Wherever the word "anchor" turns up in a line of the entries, copy that line.

Records excerpted from a collection:
↓

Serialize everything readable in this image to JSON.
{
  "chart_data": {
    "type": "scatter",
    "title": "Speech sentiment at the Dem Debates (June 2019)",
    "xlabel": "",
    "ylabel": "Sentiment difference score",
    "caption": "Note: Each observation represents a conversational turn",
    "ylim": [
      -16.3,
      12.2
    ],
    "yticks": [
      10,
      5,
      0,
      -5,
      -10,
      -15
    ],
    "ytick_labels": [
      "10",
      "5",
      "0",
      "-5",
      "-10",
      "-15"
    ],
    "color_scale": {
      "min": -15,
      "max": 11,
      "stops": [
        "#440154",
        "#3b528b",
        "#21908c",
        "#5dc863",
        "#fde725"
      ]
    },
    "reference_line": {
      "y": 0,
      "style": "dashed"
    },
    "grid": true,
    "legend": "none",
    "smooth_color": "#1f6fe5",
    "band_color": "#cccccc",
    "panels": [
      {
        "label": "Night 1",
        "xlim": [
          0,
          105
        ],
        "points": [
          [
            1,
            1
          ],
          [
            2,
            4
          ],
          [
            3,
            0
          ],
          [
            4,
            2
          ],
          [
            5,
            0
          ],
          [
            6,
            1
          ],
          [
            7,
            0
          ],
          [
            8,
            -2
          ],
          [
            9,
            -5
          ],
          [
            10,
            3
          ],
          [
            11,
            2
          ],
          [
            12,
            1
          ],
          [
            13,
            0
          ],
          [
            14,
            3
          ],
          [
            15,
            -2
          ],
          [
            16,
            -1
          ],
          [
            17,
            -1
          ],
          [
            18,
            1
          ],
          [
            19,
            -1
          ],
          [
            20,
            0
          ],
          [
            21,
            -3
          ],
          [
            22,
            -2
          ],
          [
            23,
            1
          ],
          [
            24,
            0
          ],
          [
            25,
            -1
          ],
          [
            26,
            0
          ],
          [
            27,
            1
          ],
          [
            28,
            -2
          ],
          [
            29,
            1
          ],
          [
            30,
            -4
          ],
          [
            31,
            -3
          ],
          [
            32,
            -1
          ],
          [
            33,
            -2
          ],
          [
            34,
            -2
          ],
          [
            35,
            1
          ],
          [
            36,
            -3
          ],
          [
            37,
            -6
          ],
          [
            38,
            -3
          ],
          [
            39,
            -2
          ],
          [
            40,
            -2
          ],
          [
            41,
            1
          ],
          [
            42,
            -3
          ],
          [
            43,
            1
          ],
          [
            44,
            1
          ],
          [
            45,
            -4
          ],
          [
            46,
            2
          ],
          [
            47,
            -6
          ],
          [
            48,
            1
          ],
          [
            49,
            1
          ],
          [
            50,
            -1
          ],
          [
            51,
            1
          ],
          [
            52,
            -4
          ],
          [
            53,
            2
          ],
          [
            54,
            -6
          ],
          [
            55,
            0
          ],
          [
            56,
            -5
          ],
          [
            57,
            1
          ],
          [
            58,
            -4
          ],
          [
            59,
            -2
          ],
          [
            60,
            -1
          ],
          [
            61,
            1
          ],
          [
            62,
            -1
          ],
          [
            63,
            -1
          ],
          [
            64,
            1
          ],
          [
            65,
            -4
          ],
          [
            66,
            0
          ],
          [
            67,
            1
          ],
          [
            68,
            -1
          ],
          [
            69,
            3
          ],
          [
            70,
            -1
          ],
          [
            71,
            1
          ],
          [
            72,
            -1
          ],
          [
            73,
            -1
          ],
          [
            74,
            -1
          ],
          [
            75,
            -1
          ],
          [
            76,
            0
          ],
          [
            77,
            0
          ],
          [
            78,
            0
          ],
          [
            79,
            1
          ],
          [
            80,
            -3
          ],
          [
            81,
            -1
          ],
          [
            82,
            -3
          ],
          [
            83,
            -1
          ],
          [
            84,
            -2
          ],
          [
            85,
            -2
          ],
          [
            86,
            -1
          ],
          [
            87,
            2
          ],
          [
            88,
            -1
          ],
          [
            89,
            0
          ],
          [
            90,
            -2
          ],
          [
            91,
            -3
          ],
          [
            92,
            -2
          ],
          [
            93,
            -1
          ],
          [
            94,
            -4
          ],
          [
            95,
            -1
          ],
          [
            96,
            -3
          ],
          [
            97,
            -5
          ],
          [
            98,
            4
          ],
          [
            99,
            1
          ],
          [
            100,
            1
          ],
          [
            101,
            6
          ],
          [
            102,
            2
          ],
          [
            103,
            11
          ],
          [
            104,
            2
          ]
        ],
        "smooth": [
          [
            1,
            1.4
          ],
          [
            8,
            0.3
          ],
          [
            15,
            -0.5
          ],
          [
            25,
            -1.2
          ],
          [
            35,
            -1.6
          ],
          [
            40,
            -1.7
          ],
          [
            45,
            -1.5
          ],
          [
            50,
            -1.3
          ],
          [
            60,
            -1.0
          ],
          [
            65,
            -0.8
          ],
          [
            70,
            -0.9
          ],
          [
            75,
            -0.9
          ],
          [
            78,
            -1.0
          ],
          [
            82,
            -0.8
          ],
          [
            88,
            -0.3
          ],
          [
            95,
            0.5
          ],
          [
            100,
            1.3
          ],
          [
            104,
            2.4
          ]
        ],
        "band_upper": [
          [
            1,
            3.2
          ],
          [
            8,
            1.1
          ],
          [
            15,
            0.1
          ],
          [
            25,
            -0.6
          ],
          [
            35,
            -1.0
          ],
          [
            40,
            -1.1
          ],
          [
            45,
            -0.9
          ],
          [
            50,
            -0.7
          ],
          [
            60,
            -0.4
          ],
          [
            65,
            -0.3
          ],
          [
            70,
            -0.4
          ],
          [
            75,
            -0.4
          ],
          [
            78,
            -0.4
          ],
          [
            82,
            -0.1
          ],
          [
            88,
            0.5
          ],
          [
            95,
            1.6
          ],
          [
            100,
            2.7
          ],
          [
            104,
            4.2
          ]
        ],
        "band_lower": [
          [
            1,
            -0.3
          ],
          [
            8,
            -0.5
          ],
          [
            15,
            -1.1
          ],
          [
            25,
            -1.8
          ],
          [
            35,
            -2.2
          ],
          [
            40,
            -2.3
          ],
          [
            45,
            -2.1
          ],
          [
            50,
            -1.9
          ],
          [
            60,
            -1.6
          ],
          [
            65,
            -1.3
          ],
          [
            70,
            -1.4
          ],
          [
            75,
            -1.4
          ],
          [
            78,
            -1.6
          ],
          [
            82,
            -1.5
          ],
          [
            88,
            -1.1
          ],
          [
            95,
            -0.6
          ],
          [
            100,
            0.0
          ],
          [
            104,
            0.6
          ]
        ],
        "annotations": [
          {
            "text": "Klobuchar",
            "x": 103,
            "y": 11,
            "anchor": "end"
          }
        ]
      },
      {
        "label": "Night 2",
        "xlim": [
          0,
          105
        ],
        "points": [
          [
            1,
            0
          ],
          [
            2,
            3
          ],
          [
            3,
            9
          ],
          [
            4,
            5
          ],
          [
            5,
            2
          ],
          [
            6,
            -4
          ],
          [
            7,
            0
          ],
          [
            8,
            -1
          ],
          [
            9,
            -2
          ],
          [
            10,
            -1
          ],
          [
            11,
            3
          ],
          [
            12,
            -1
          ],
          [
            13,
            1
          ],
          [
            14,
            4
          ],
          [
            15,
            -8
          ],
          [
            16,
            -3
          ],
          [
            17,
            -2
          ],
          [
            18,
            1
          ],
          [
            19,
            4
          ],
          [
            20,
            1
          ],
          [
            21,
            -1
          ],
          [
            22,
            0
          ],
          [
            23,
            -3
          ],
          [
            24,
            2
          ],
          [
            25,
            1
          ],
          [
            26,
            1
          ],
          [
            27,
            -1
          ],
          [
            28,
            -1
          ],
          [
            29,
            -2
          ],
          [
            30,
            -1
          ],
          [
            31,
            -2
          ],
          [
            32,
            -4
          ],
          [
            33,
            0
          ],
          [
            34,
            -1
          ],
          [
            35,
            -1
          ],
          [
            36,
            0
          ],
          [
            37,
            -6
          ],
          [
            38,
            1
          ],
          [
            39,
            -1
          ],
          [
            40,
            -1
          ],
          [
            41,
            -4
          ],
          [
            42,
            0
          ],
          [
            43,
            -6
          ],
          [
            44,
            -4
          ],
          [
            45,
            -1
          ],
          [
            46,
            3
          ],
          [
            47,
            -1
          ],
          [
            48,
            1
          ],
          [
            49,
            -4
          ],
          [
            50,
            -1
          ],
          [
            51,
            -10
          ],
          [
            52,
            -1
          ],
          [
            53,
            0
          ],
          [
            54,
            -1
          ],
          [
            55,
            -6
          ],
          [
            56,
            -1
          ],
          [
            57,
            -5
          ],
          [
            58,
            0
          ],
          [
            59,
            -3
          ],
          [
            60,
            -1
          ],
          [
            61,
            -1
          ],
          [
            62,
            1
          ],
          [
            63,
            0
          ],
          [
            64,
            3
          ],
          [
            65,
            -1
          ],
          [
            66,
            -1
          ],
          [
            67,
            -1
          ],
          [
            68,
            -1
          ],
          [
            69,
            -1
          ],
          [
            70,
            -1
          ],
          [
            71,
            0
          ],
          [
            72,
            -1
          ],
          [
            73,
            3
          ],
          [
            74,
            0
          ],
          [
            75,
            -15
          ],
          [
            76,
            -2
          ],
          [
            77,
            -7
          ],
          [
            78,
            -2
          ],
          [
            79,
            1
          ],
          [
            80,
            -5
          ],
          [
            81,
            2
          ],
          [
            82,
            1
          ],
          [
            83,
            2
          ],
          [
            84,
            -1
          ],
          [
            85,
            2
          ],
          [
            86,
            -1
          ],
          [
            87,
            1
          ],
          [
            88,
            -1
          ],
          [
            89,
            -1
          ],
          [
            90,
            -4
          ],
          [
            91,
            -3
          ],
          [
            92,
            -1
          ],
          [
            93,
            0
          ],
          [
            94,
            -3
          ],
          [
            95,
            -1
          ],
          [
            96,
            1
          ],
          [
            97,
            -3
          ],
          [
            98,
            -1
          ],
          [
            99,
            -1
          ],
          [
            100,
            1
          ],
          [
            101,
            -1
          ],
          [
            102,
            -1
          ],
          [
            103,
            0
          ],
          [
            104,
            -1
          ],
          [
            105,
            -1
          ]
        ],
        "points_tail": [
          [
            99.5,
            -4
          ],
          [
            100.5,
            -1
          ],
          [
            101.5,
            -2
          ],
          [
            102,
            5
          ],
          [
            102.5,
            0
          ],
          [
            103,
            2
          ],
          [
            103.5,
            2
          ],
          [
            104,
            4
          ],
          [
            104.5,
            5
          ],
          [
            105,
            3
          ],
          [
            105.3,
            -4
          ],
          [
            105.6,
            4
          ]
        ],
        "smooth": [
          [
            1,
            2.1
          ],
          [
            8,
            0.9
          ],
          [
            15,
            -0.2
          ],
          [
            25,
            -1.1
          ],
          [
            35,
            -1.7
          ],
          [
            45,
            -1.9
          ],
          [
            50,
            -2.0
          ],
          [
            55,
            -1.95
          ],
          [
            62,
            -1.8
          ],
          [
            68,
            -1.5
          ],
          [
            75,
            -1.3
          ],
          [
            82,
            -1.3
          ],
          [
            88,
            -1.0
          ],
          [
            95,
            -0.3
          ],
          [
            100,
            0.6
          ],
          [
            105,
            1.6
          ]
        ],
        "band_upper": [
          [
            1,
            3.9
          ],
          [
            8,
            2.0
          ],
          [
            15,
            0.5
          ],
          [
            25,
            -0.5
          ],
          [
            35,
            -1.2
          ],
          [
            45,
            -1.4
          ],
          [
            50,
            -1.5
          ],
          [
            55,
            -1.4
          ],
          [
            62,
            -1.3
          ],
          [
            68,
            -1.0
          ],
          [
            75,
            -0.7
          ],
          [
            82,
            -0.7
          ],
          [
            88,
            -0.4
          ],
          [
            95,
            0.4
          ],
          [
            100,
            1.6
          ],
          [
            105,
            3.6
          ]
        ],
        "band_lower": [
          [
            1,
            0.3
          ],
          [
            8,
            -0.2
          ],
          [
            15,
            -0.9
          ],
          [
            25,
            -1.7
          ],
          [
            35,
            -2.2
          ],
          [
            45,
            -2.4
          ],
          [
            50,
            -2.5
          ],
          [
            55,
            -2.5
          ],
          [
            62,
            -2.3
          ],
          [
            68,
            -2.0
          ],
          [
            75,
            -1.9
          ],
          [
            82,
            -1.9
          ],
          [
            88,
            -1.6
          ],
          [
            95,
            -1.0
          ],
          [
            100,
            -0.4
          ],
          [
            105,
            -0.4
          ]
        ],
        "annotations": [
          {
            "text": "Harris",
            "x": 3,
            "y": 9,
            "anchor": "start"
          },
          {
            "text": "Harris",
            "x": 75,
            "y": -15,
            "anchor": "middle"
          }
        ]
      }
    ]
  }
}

↑

Task output>
            "anchor": "end"
            "anchor": "start"
            "anchor": "middle"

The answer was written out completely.